Written request:
Find every line below that contains the word "JSON" and copy it out.

Records:
-- start --
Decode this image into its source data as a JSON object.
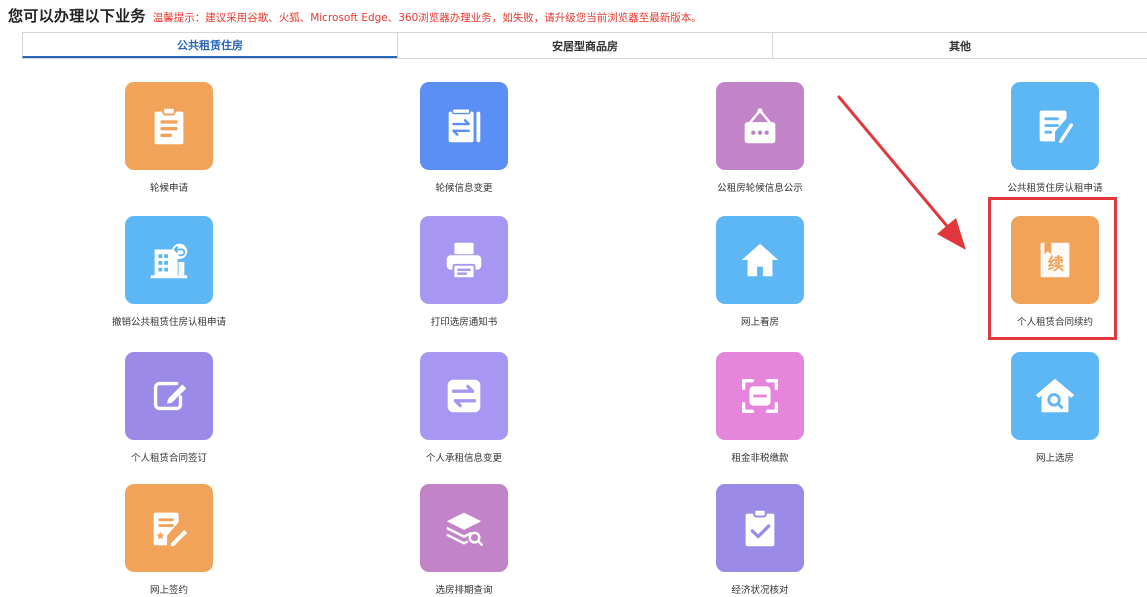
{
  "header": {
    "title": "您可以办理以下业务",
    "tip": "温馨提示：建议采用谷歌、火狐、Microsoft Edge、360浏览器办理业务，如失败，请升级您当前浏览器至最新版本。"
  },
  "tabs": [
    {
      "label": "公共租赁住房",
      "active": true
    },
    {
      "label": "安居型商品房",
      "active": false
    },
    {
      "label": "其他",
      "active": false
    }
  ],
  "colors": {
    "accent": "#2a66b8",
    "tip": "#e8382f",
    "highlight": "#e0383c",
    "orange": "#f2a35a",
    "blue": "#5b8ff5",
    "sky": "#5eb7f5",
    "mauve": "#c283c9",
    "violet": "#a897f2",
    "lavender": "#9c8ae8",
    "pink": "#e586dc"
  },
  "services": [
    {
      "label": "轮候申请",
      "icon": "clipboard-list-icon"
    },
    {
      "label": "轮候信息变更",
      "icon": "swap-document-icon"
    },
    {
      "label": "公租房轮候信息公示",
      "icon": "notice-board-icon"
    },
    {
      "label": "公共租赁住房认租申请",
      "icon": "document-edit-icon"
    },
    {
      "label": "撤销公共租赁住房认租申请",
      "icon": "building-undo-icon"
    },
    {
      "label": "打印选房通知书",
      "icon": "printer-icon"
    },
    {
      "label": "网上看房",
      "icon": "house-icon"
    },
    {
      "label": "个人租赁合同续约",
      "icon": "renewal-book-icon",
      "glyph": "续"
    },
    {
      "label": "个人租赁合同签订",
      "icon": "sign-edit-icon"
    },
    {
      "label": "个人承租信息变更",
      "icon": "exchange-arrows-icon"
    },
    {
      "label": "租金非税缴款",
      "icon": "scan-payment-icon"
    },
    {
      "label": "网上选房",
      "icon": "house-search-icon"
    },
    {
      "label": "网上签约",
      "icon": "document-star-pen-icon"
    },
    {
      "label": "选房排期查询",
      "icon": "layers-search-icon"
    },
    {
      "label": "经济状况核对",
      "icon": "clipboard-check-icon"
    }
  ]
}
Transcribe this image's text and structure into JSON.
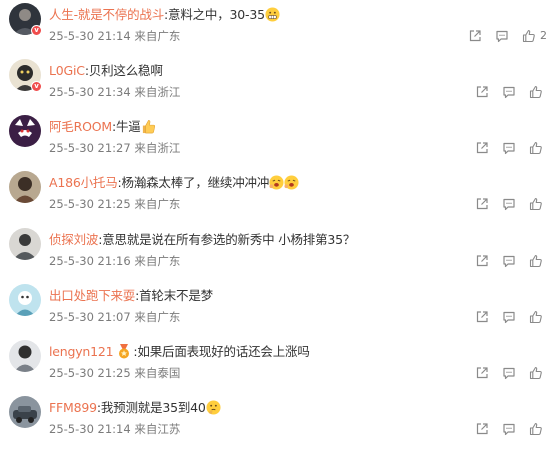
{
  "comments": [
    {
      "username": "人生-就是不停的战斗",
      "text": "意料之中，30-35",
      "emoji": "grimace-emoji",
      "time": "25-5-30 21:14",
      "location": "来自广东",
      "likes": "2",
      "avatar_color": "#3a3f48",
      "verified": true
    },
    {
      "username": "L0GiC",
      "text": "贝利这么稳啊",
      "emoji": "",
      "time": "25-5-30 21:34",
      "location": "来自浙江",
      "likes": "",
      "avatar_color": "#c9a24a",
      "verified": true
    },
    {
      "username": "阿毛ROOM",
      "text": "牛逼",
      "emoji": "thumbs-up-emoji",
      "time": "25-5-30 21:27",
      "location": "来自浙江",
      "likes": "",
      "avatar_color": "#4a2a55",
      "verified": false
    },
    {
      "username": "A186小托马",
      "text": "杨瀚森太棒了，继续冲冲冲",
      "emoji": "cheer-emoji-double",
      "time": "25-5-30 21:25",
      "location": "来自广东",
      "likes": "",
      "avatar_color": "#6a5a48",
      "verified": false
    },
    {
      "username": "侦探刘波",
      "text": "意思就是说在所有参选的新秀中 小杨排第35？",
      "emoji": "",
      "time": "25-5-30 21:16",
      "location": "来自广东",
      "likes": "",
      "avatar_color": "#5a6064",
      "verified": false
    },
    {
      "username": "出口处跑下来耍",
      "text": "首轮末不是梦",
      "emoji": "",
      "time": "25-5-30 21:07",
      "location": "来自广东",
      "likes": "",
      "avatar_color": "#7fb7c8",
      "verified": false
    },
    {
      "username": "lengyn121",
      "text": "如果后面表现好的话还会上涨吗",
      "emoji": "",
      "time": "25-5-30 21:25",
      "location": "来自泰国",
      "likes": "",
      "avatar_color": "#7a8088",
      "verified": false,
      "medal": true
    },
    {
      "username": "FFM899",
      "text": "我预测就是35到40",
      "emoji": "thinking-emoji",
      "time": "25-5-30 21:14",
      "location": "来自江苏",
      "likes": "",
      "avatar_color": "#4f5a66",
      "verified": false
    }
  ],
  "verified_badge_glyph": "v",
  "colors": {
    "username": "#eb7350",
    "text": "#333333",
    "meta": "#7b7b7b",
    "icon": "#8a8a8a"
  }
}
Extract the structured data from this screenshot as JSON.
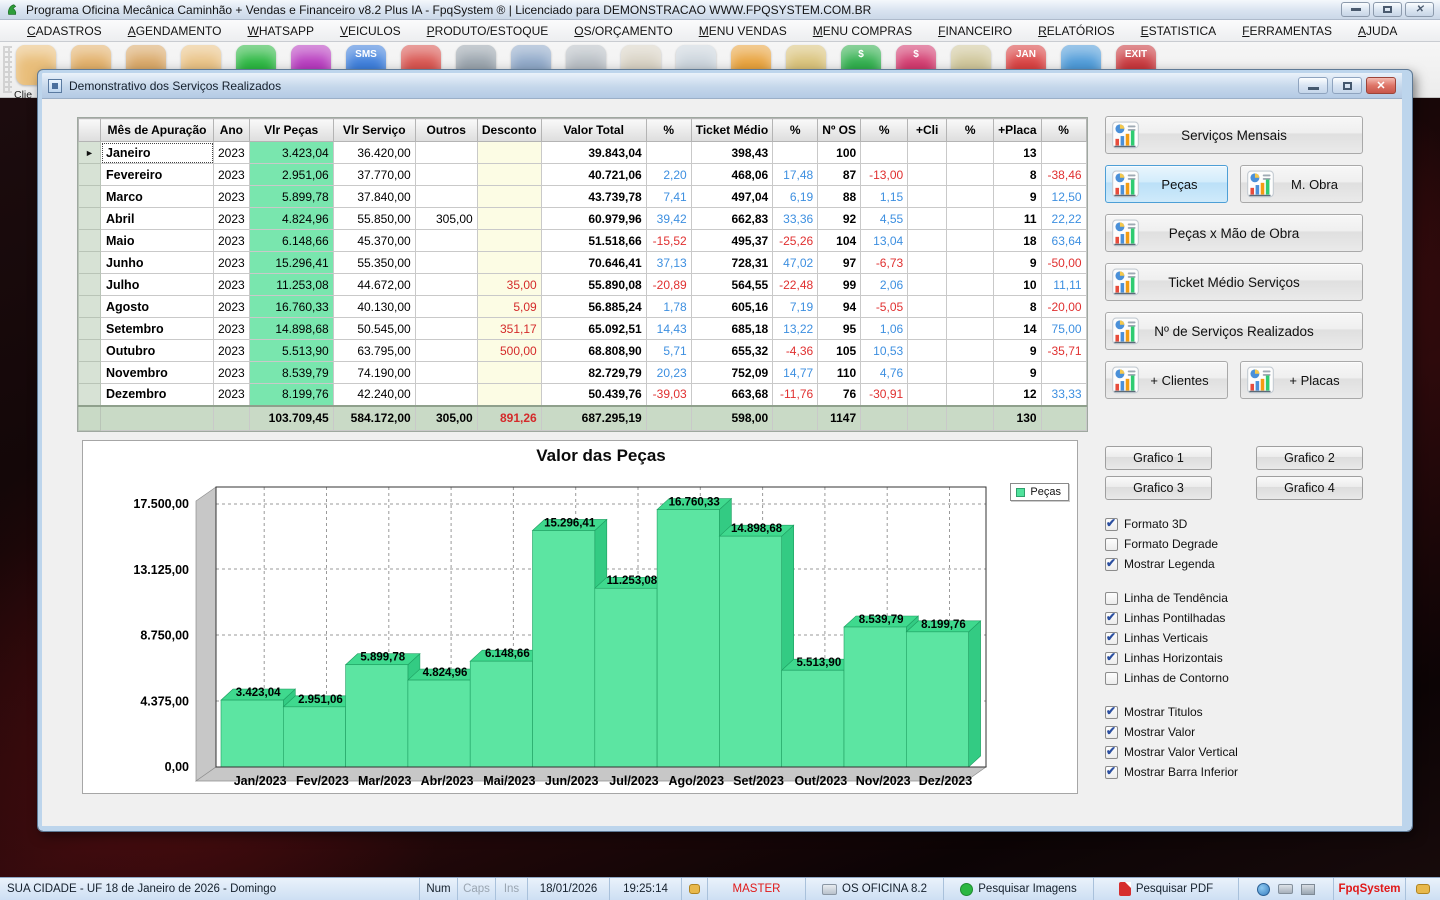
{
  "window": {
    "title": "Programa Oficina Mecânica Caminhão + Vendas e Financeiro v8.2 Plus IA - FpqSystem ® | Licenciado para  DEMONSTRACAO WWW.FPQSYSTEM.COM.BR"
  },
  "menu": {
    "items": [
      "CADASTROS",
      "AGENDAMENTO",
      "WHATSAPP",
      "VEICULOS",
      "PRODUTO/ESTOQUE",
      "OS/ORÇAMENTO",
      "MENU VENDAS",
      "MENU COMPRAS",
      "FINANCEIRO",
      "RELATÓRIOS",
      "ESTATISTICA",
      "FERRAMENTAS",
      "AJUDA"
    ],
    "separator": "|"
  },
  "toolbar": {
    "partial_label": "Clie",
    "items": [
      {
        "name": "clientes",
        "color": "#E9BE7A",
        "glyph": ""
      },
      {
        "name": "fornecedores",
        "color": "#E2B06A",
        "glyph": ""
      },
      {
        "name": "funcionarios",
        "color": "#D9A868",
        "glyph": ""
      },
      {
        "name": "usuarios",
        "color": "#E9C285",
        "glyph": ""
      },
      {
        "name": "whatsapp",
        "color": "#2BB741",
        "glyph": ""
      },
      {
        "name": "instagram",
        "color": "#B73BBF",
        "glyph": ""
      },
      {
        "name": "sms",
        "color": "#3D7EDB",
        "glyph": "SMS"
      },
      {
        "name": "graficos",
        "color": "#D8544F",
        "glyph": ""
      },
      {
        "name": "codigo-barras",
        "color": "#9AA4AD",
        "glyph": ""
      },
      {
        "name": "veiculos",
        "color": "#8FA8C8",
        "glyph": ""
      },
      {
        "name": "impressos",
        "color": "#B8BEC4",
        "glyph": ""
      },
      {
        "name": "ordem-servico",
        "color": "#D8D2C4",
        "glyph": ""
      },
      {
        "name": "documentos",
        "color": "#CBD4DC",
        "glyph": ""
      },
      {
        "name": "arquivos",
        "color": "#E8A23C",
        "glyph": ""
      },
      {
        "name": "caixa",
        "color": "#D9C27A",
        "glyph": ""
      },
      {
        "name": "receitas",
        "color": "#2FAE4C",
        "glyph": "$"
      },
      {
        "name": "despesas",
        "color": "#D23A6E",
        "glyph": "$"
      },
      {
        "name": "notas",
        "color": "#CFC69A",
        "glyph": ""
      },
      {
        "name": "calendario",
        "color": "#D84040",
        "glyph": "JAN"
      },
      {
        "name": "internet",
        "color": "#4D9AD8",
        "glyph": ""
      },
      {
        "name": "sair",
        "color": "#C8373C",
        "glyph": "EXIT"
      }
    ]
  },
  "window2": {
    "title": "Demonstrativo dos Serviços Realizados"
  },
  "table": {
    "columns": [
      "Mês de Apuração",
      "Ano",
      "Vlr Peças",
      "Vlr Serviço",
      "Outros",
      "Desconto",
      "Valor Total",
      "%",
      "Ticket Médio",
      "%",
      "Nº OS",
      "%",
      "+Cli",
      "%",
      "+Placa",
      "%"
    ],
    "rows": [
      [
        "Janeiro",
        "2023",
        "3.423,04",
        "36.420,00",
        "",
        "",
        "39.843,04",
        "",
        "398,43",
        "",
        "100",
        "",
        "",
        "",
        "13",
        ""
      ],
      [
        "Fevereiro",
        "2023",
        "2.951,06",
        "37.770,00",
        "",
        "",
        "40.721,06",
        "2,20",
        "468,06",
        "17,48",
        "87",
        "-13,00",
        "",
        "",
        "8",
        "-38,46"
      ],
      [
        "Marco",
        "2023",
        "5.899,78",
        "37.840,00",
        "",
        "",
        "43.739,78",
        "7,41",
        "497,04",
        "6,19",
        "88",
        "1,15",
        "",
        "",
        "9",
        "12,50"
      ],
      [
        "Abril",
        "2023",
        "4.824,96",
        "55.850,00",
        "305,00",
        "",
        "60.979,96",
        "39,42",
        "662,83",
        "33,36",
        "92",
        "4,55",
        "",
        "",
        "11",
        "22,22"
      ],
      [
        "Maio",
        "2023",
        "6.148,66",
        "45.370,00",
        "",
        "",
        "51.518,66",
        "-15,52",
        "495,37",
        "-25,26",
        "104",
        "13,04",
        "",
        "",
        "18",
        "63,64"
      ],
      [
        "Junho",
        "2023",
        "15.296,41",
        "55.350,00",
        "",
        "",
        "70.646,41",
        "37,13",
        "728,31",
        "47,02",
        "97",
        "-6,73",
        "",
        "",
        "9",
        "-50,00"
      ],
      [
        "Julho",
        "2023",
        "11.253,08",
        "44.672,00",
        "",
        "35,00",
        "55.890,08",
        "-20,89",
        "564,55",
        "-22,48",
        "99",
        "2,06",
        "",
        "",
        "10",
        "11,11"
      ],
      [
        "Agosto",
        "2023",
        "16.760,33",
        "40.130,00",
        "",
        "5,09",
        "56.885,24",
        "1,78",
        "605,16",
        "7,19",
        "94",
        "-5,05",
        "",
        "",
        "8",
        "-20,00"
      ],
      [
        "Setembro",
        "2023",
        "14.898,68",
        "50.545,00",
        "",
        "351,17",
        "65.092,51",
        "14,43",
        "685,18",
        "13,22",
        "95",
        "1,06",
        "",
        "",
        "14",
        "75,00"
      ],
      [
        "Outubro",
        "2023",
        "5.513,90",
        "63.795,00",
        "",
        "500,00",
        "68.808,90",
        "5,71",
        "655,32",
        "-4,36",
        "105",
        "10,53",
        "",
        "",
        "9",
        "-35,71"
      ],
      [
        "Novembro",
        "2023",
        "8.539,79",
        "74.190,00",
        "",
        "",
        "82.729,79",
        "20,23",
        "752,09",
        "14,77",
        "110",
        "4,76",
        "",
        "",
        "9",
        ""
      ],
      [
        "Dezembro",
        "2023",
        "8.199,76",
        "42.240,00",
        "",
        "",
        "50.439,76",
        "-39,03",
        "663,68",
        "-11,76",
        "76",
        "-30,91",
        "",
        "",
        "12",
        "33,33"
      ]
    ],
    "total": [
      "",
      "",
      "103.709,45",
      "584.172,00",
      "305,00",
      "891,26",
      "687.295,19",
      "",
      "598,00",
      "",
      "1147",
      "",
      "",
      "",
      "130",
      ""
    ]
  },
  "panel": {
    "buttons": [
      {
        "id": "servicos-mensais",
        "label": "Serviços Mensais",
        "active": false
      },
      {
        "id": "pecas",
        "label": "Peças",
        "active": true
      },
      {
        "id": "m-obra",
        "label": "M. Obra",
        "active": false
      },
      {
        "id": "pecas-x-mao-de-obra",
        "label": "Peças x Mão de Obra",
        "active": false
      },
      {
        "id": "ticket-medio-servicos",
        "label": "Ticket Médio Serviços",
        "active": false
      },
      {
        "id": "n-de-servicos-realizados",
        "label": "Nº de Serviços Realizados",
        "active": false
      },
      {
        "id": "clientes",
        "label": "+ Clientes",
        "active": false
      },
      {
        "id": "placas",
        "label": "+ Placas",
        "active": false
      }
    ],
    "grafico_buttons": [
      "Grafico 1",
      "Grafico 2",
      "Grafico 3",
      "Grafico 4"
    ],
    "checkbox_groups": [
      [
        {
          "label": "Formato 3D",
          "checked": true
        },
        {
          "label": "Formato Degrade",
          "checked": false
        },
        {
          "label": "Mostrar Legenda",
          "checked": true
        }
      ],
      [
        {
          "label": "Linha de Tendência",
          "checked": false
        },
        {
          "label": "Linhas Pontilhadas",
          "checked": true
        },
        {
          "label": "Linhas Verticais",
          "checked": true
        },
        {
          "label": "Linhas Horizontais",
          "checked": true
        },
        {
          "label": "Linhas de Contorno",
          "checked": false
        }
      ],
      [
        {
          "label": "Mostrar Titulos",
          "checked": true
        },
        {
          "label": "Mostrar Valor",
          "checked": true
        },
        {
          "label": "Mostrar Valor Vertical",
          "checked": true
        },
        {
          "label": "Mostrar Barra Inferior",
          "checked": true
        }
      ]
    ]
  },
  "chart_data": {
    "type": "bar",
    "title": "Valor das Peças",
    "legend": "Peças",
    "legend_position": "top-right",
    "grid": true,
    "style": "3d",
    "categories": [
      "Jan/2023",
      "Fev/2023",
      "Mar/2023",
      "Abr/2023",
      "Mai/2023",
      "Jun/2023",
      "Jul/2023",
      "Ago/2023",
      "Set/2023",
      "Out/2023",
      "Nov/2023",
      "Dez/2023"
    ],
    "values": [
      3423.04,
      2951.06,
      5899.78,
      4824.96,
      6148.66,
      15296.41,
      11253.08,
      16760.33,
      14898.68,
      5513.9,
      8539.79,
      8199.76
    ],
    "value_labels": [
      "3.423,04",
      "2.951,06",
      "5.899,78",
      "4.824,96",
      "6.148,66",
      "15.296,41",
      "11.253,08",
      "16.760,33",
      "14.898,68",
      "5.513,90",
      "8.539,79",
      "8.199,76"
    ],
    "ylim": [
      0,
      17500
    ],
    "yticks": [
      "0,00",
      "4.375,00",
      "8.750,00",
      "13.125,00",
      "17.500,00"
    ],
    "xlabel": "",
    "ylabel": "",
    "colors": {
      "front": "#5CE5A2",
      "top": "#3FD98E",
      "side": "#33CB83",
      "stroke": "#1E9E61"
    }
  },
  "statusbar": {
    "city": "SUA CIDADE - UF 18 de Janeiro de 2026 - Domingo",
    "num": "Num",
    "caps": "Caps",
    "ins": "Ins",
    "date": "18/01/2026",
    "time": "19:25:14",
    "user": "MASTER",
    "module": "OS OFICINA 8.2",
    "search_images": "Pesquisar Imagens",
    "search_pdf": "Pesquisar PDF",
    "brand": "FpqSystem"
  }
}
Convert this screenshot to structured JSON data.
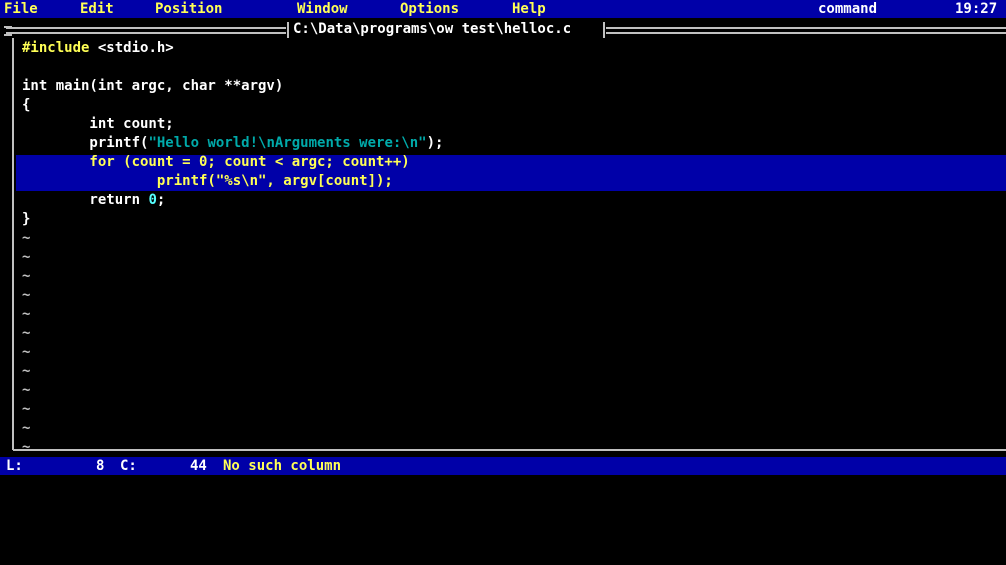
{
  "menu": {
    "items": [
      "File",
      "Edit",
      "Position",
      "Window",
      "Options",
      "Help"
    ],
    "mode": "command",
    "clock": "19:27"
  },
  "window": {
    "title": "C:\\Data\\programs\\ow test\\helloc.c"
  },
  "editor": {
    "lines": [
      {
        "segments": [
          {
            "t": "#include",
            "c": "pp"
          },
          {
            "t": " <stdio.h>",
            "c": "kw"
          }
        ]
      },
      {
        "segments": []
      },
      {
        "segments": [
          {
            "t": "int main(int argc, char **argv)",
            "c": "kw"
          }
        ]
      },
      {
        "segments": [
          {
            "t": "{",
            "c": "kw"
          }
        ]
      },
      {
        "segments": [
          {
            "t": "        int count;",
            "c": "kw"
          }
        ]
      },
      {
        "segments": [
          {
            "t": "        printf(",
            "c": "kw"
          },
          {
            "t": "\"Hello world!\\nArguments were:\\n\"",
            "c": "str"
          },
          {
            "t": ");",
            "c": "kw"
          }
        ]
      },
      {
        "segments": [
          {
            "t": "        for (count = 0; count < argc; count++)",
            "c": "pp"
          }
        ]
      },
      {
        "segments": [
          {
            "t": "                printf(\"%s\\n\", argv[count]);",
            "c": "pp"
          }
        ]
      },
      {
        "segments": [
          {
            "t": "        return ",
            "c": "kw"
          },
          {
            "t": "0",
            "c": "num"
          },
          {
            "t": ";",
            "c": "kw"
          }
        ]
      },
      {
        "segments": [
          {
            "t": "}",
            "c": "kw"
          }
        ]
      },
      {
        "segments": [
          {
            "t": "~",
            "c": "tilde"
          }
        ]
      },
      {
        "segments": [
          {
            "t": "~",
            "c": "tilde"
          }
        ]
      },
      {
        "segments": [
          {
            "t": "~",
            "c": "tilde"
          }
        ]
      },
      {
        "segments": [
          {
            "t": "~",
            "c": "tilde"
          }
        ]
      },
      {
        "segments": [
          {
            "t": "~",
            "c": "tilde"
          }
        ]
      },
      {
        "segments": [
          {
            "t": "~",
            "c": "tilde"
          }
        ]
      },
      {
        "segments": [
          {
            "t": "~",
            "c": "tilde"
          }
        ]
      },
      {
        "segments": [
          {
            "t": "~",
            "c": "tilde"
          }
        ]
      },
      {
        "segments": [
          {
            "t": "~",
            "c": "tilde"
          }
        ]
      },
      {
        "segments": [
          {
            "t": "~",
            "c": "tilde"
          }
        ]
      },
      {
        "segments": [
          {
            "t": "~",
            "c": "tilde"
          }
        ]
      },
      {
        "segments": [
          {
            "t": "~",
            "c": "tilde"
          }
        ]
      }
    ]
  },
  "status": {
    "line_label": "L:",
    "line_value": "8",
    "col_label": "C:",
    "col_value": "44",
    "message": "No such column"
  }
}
-- end --
Result of the exercise:
Decode this image into its source data as a JSON object.
Transcribe this image's text and structure into JSON.
Extract the structured data from this screenshot as JSON.
Convert this screenshot to structured JSON data.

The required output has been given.